>>>>
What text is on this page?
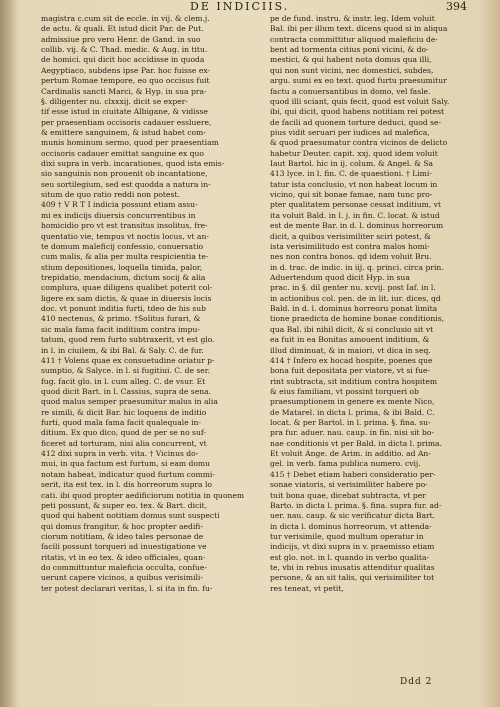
DE INDICIIS.	394
magistra c.cum sit de eccle. in vij. & clem.j.
de actu. & quali. Et istud dicit Par. de Put.
admissiue pro vero Henr. de Gand. in suo
collib. vij. & C. Thad. medic. & Aug. in titu.
de homici. qui dicit hoc accidisse in quoda
Aegyptiaco, subdens ipse Par. hoc fuisse ex-
pertum Romae tempore, eo quo occisus fuit
Cardinalis sancti Marci, & Hyp. in sua pra-
§. diligenter nu. clxxxij. dicit se exper-
tif esse istud in ciuitate Albigane, & vidisse
per praesentiam occisoris cadauer essluere,
& emittere sanguinem, & istud habet com-
munis hominum sermo, quod per praesentiam
occisoris cadauer emittat sanguine ex quo
dixi supra in verb. incarationes, quod ista emis-
sio sanguinis non prouenit ob incantatione,
seu sortilegium, sed est quodda a natura in-
situm de quo ratio reddi non potest.
409 † V R T I indicia possunt etiam assu-
mi ex indicijs diuersis concurrentibus in
homicidio pro vt est transitus insolitus, fre-
quentatio vie, tempus vt noctis locus, vt an-
te domum maleficij confessio, conuersatio
cum malis, & alia per multa respicientia te-
stium depositiones, loquella timida, palor,
trepidatio, mendacium, dictum socij & alia
complura, quae diligens qualibet poterit col-
ligere ex sam dictis, & quae in diuersis locis
doc. vt ponunt inditia furti, tdeo de his sub
410 nectenus, & primo. †Solitus furari, &
sic mala fama facit inditium contra impu-
tatum, quod rem furto subtraxerit, vt est glo.
in l. in ciuilem, & ibi Bal. & Saly. C. de fur.
411 † Volens quae ex consuetudine oriatur p-
sumptio, & Salyce. in l. si fugitiui. C. de ser.
fug. facit glo. in l. cum alleg. C. de vsur. Et
quod dicit Bart. in l. Cassius, supra de sena.
quod malus semper praesumitur malus in alia
re simili, & dicit Bar. hic loquens de inditio
furti, quod mala fama facit qualequale in-
ditium. Ex quo dico, quod de per se no suf-
ficeret ad torturam, nisi alia concurrent, vt
412 dixi supra in verb. vita. † Vicinus do-
mui, in qua factum est furtum, si eam domu
notam habeat, indicatur quod furtum commi-
serit, ita est tex. in l. dis horreorum supra lo
cati. ibi quod propter aedificiorum notitia in quonem
peti possunt, & super eo. tex. & Bart. dicit,
quod qui habent notitiam domus sunt suspecti
qui domus frangitur, & hoc propter aedifi-
ciorum notitiam, & ideo tales personae de
facili possunt torqueri ad inuestigatione ve
ritatis, vt in eo tex. & ideo officiales, quan-
do committuntur maleficia occulta, confue-
uerunt capere vicinos, a quibus verisimili-
ter potest declarari veritas, l. si ita in fin. fu-
pe de fund. instru. & instr. leg. Idem voluit
Bal. ibi per illum text. dicens quod si in aliqua
contracta committitur aliquod maleficiu de-
bent ad tormenta citius poni vicini, & do-
mestici, & qui habent nota domus qua illi,
qui non sunt vicini, nec domestici, subdes,
argu. sumi ex eo text. quod furtu praesumitur
factu a conuersantibus in domo, vel fasle.
quod illi sciant, quis fecit, quod est voluit Saly.
ibi, qui dicit, quod habens notitiam rei potest
de facili ad quonem torture deduci, quod se-
pius vidit seruari per iudices ad malefica,
& quod praesumatur contra vicinos de delicto
habetur Deuter. capit. xxj. quod idem voluit
Iaut Bartol. hic in ij. colum. & Angel. & Sa
413 lyce. in l. fin. C. de quaestioni. † Limi-
tatur ista conclusio, vt non habeat locum in
vicino, qui sit bonae famae, nam tunc pro-
pter qualitatem personae cessat inditium, vt
ita voluit Bald. in l. j. in fin. C. locat. & istud
est de mente Bar. in d. l. dominus horreorum
dicit, a quibus verisimiliter sciri potest, &
ista verisimilitudo est contra malos homi-
nes non contra bonos. qd idem voluit Bru.
in d. trac. de indic. in iij. q. princi. circa prin.
Aduertendum quod dicit Hyp. in sua
prac. in §. dil genter nu. xcvij. post Iaf. in l.
in actionibus col. pen. de in lit. iur. dices, qd
Bald. in d. l. dominus horreoru ponat limita
tione praedicta de homine bonae conditionis,
qua Bal. ibi nihil dicit, & si conclusio sit vt
ea fuit in ea Bonitas amouent inditium, &
illud diminuat, & in maiori, vt dica in seq.
414 † Infero ex hocad hospite, poenes que
bona fuit depositata per viatore, vt si fue-
rint subtracta, sit inditium contra hospitem
& eius familiam, vt possint torqueri ob
praesumptionem in genere ex mente Nico,
de Matarel. in dicta l. prima, & ibi Bald. C.
locat. & per Bartol. in l. prima. §. fina. su-
pra fur. aduer. nau. caup. in fin. nisi sit bo-
nae conditionis vt per Bald. in dicta l. prima.
Et voluit Ange. de Arim. in additio. ad An-
gel. in verb. fama publica numero. cvij.
415 † Debet etiam haberi consideratio per-
sonae viatoris, si verisimiliter habere po-
tuit bona quae, dicebat subtracta, vt per
Barto. in dicta l. prima. §. fina. supra fur. ad-
uer. nau. caup. & sic verificatur dicta Bart.
in dicta l. dominus horreorum, vt attenda-
tur verisimile, quod multum operatur in
indicijs, vt dixi supra in v. praemisso etiam
est glo. not. in l. quando in verbo qualita-
te, vbi in rebus inusatis attenditur qualitas
persone, & an sit talis, qui verisimiliter tot
res teneat, vt petit,
Ddd 2
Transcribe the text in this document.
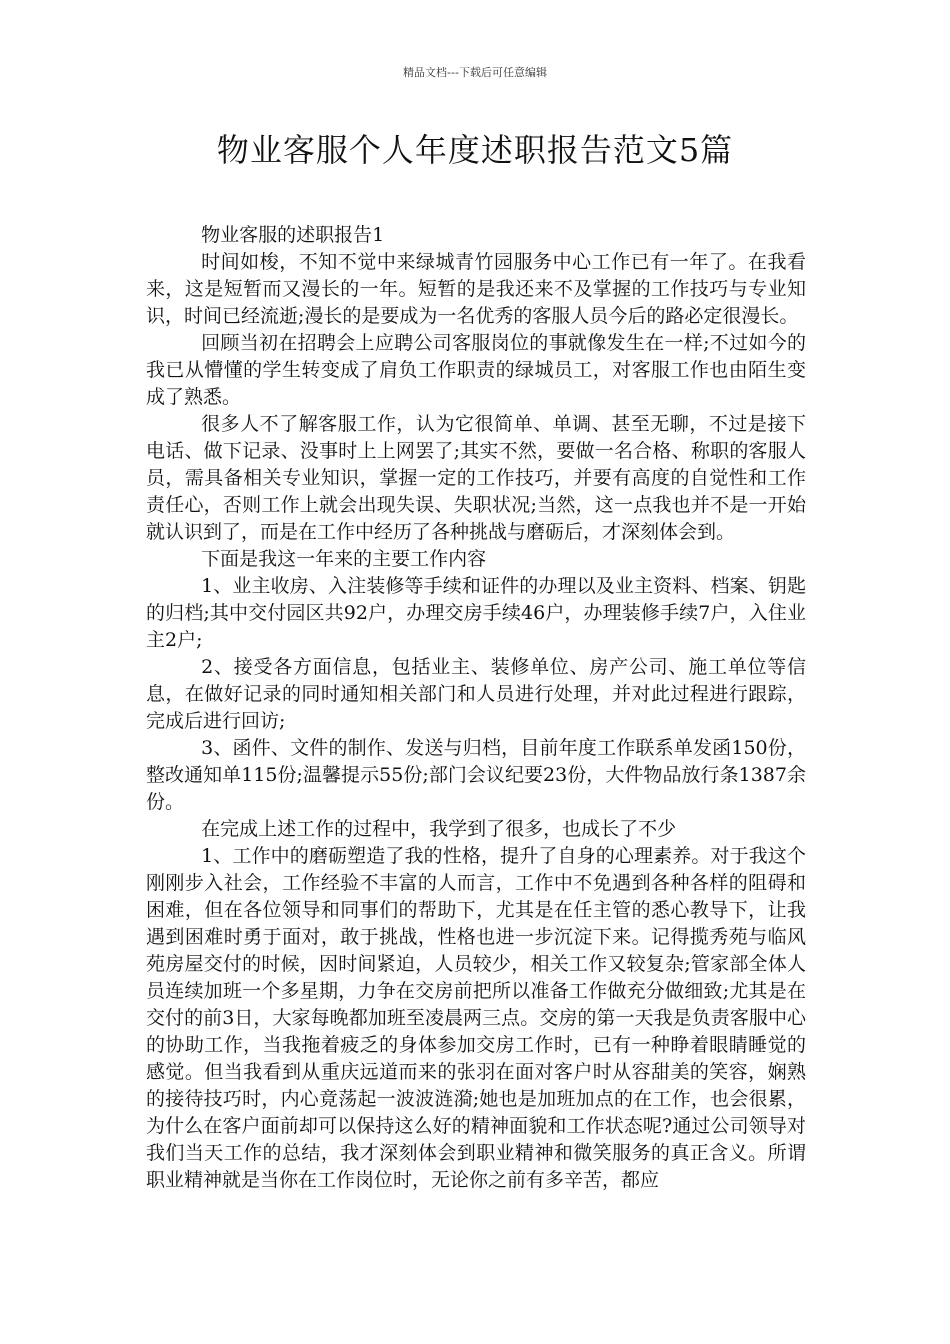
精品文档---下载后可任意编辑
物业客服个人年度述职报告范文5篇

物业客服的述职报告1

时间如梭，不知不觉中来绿城青竹园服务中心工作已有一年了。在我看来，这是短暂而又漫长的一年。短暂的是我还来不及掌握的工作技巧与专业知识，时间已经流逝;漫长的是要成为一名优秀的客服人员今后的路必定很漫长。

回顾当初在招聘会上应聘公司客服岗位的事就像发生在一样;不过如今的我已从懵懂的学生转变成了肩负工作职责的绿城员工，对客服工作也由陌生变成了熟悉。

很多人不了解客服工作，认为它很简单、单调、甚至无聊，不过是接下电话、做下记录、没事时上上网罢了;其实不然，要做一名合格、称职的客服人员，需具备相关专业知识，掌握一定的工作技巧，并要有高度的自觉性和工作责任心，否则工作上就会出现失误、失职状况;当然，这一点我也并不是一开始就认识到了，而是在工作中经历了各种挑战与磨砺后，才深刻体会到。

下面是我这一年来的主要工作内容

1、业主收房、入注装修等手续和证件的办理以及业主资料、档案、钥匙的归档;其中交付园区共92户，办理交房手续46户，办理装修手续7户，入住业主2户;

2、接受各方面信息，包括业主、装修单位、房产公司、施工单位等信息，在做好记录的同时通知相关部门和人员进行处理，并对此过程进行跟踪，完成后进行回访;

3、函件、文件的制作、发送与归档，目前年度工作联系单发函150份，整改通知单115份;温馨提示55份;部门会议纪要23份，大件物品放行条1387余份。

在完成上述工作的过程中，我学到了很多，也成长了不少

1、工作中的磨砺塑造了我的性格，提升了自身的心理素养。对于我这个刚刚步入社会，工作经验不丰富的人而言，工作中不免遇到各种各样的阻碍和困难，但在各位领导和同事们的帮助下，尤其是在任主管的悉心教导下，让我遇到困难时勇于面对，敢于挑战，性格也进一步沉淀下来。记得揽秀苑与临风苑房屋交付的时候，因时间紧迫，人员较少，相关工作又较复杂;管家部全体人员连续加班一个多星期，力争在交房前把所以准备工作做充分做细致;尤其是在交付的前3日，大家每晚都加班至凌晨两三点。交房的第一天我是负责客服中心的协助工作，当我拖着疲乏的身体参加交房工作时，已有一种睁着眼睛睡觉的感觉。但当我看到从重庆远道而来的张羽在面对客户时从容甜美的笑容，娴熟的接待技巧时，内心竟荡起一波波涟漪;她也是加班加点的在工作，也会很累，为什么在客户面前却可以保持这么好的精神面貌和工作状态呢?通过公司领导对我们当天工作的总结，我才深刻体会到职业精神和微笑服务的真正含义。所谓职业精神就是当你在工作岗位时，无论你之前有多辛苦，都应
<<<<
Written task
For the entries above, state how many lines contain the word "habent". Provide the number by itself.

Reply
2